**Short task:** Copy each line of the material below that includes the string "如图乙所示".

**Data shown:**
-*-
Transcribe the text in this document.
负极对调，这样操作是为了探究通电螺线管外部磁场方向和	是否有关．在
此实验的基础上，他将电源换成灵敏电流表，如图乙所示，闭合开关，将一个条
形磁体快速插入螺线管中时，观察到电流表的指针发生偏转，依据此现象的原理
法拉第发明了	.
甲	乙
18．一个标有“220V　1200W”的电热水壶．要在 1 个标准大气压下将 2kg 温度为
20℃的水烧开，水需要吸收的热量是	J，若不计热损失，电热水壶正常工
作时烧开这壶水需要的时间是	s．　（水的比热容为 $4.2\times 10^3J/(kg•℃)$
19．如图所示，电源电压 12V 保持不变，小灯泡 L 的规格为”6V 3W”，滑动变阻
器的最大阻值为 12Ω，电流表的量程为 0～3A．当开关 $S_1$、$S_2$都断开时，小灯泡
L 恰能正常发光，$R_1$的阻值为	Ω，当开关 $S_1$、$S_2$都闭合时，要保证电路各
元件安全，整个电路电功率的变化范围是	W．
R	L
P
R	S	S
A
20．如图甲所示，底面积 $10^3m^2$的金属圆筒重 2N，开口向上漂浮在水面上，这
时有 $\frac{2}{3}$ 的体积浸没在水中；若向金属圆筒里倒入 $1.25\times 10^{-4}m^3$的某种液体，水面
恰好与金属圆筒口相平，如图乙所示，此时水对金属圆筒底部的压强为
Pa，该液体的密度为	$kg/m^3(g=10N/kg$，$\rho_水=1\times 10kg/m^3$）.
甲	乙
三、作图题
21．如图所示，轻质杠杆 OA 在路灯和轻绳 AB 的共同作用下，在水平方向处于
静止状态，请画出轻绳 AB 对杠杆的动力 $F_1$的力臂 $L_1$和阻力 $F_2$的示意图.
-*-
**Solution to the exercise:**
此实验的基础上，他将电源换成灵敏电流表，如图乙所示，闭合开关，将一个条
恰好与金属圆筒口相平，如图乙所示，此时水对金属圆筒底部的压强为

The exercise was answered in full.